[Figure record listings]
## start

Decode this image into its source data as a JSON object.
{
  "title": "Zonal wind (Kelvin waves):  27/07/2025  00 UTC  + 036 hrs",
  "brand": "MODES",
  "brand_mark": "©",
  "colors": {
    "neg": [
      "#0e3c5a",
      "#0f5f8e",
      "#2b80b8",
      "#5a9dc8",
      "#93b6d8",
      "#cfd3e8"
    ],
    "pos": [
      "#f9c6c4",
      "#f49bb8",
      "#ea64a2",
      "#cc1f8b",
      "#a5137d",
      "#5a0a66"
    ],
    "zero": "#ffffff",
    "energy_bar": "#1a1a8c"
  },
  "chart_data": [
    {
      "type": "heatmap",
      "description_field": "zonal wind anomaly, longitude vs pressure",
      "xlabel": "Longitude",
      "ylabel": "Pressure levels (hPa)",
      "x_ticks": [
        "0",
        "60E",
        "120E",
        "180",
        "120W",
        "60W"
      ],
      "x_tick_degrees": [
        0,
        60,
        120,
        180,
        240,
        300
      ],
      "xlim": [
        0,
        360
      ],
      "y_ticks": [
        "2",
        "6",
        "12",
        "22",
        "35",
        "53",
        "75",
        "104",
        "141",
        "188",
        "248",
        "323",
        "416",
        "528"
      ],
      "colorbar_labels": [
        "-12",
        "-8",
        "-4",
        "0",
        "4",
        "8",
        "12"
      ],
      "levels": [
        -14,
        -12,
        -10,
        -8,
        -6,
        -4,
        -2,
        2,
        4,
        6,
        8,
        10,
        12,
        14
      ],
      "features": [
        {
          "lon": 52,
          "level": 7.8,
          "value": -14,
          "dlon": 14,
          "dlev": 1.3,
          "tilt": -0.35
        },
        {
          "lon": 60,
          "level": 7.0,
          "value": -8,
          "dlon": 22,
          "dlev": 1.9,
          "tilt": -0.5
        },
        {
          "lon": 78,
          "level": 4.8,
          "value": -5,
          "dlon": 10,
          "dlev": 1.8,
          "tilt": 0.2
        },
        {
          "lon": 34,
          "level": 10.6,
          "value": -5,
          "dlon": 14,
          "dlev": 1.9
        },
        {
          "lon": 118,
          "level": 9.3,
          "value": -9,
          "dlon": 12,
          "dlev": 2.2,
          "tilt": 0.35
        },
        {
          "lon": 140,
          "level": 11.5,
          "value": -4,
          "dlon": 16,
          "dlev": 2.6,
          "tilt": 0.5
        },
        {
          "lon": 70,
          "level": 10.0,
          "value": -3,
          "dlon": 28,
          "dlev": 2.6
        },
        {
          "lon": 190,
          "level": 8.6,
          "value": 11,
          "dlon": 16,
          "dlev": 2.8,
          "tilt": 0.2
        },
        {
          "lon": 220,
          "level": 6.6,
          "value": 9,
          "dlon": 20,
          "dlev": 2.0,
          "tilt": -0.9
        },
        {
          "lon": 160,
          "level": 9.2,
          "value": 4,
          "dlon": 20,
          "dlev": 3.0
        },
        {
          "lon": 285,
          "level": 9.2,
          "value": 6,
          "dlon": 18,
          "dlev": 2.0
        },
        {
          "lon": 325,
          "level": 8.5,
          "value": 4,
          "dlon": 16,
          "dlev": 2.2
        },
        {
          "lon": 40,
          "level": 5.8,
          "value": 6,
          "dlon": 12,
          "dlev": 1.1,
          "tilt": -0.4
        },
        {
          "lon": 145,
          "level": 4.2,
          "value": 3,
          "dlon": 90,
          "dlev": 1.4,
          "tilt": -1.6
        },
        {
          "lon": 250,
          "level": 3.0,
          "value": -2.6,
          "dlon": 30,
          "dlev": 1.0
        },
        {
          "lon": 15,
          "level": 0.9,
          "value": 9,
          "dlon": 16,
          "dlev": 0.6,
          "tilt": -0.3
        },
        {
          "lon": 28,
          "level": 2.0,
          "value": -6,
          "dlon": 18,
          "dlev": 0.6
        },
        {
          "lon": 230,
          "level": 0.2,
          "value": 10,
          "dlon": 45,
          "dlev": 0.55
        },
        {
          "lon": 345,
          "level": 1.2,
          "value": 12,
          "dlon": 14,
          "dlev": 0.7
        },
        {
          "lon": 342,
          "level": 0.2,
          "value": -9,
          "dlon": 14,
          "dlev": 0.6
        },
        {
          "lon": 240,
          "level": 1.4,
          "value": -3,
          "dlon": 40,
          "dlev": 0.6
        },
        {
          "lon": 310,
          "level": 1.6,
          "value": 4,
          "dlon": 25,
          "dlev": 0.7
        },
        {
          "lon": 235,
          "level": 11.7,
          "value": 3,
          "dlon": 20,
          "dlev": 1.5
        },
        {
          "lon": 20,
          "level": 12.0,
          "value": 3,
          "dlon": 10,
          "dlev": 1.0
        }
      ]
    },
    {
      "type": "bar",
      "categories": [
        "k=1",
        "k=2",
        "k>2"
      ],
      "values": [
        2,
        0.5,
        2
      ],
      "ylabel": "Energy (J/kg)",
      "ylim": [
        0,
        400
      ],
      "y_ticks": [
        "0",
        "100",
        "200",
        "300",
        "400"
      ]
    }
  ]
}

## end

Copy the material above back out, exactly as written.

Decode this image into its source data as a JSON object.
{
  "title": "Zonal wind (Kelvin waves):  27/07/2025  00 UTC  + 036 hrs",
  "brand": "MODES",
  "brand_mark": "©",
  "colors": {
    "neg": [
      "#0e3c5a",
      "#0f5f8e",
      "#2b80b8",
      "#5a9dc8",
      "#93b6d8",
      "#cfd3e8"
    ],
    "pos": [
      "#f9c6c4",
      "#f49bb8",
      "#ea64a2",
      "#cc1f8b",
      "#a5137d",
      "#5a0a66"
    ],
    "zero": "#ffffff",
    "energy_bar": "#1a1a8c"
  },
  "chart_data": [
    {
      "type": "heatmap",
      "description_field": "zonal wind anomaly, longitude vs pressure",
      "xlabel": "Longitude",
      "ylabel": "Pressure levels (hPa)",
      "x_ticks": [
        "0",
        "60E",
        "120E",
        "180",
        "120W",
        "60W"
      ],
      "x_tick_degrees": [
        0,
        60,
        120,
        180,
        240,
        300
      ],
      "xlim": [
        0,
        360
      ],
      "y_ticks": [
        "2",
        "6",
        "12",
        "22",
        "35",
        "53",
        "75",
        "104",
        "141",
        "188",
        "248",
        "323",
        "416",
        "528"
      ],
      "colorbar_labels": [
        "-12",
        "-8",
        "-4",
        "0",
        "4",
        "8",
        "12"
      ],
      "levels": [
        -14,
        -12,
        -10,
        -8,
        -6,
        -4,
        -2,
        2,
        4,
        6,
        8,
        10,
        12,
        14
      ],
      "features": [
        {
          "lon": 52,
          "level": 7.8,
          "value": -14,
          "dlon": 14,
          "dlev": 1.3,
          "tilt": -0.35
        },
        {
          "lon": 60,
          "level": 7.0,
          "value": -8,
          "dlon": 22,
          "dlev": 1.9,
          "tilt": -0.5
        },
        {
          "lon": 78,
          "level": 4.8,
          "value": -5,
          "dlon": 10,
          "dlev": 1.8,
          "tilt": 0.2
        },
        {
          "lon": 34,
          "level": 10.6,
          "value": -5,
          "dlon": 14,
          "dlev": 1.9
        },
        {
          "lon": 118,
          "level": 9.3,
          "value": -9,
          "dlon": 12,
          "dlev": 2.2,
          "tilt": 0.35
        },
        {
          "lon": 140,
          "level": 11.5,
          "value": -4,
          "dlon": 16,
          "dlev": 2.6,
          "tilt": 0.5
        },
        {
          "lon": 70,
          "level": 10.0,
          "value": -3,
          "dlon": 28,
          "dlev": 2.6
        },
        {
          "lon": 190,
          "level": 8.6,
          "value": 11,
          "dlon": 16,
          "dlev": 2.8,
          "tilt": 0.2
        },
        {
          "lon": 220,
          "level": 6.6,
          "value": 9,
          "dlon": 20,
          "dlev": 2.0,
          "tilt": -0.9
        },
        {
          "lon": 160,
          "level": 9.2,
          "value": 4,
          "dlon": 20,
          "dlev": 3.0
        },
        {
          "lon": 285,
          "level": 9.2,
          "value": 6,
          "dlon": 18,
          "dlev": 2.0
        },
        {
          "lon": 325,
          "level": 8.5,
          "value": 4,
          "dlon": 16,
          "dlev": 2.2
        },
        {
          "lon": 40,
          "level": 5.8,
          "value": 6,
          "dlon": 12,
          "dlev": 1.1,
          "tilt": -0.4
        },
        {
          "lon": 145,
          "level": 4.2,
          "value": 3,
          "dlon": 90,
          "dlev": 1.4,
          "tilt": -1.6
        },
        {
          "lon": 250,
          "level": 3.0,
          "value": -2.6,
          "dlon": 30,
          "dlev": 1.0
        },
        {
          "lon": 15,
          "level": 0.9,
          "value": 9,
          "dlon": 16,
          "dlev": 0.6,
          "tilt": -0.3
        },
        {
          "lon": 28,
          "level": 2.0,
          "value": -6,
          "dlon": 18,
          "dlev": 0.6
        },
        {
          "lon": 230,
          "level": 0.2,
          "value": 10,
          "dlon": 45,
          "dlev": 0.55
        },
        {
          "lon": 345,
          "level": 1.2,
          "value": 12,
          "dlon": 14,
          "dlev": 0.7
        },
        {
          "lon": 342,
          "level": 0.2,
          "value": -9,
          "dlon": 14,
          "dlev": 0.6
        },
        {
          "lon": 240,
          "level": 1.4,
          "value": -3,
          "dlon": 40,
          "dlev": 0.6
        },
        {
          "lon": 310,
          "level": 1.6,
          "value": 4,
          "dlon": 25,
          "dlev": 0.7
        },
        {
          "lon": 235,
          "level": 11.7,
          "value": 3,
          "dlon": 20,
          "dlev": 1.5
        },
        {
          "lon": 20,
          "level": 12.0,
          "value": 3,
          "dlon": 10,
          "dlev": 1.0
        }
      ]
    },
    {
      "type": "bar",
      "categories": [
        "k=1",
        "k=2",
        "k>2"
      ],
      "values": [
        2,
        0.5,
        2
      ],
      "ylabel": "Energy (J/kg)",
      "ylim": [
        0,
        400
      ],
      "y_ticks": [
        "0",
        "100",
        "200",
        "300",
        "400"
      ]
    }
  ]
}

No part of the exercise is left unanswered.